▸ **Materials provided**:
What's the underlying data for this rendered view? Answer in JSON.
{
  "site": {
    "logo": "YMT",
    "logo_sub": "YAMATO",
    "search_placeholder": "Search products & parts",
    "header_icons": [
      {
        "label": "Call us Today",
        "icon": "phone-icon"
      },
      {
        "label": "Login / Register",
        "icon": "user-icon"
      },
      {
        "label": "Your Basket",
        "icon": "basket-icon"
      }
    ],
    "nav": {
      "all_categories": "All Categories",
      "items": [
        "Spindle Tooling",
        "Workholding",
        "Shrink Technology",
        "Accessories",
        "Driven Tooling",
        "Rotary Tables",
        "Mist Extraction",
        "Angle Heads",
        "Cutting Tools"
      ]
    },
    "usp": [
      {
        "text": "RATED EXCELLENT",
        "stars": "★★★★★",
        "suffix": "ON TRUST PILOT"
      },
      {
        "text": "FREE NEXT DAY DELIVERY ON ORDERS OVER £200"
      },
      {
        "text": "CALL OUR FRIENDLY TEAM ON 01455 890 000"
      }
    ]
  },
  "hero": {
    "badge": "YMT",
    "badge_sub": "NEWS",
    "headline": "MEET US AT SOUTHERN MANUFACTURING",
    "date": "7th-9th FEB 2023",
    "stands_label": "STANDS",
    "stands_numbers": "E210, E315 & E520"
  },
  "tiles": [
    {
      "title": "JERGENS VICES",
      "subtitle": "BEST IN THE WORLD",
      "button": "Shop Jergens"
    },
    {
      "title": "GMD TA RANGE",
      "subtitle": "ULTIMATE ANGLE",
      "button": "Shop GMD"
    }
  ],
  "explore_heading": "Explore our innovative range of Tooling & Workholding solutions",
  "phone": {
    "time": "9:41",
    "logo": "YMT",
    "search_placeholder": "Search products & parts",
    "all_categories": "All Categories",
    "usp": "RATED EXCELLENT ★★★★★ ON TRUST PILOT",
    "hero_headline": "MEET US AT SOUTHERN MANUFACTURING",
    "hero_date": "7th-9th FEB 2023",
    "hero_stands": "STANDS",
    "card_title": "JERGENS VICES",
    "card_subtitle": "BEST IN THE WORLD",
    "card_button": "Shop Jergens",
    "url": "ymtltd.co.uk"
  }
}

▸ **Exercise brief**: Count every line above that holds the string "text" and give the total, nothing more.

▸ **Solution to the exercise**: 3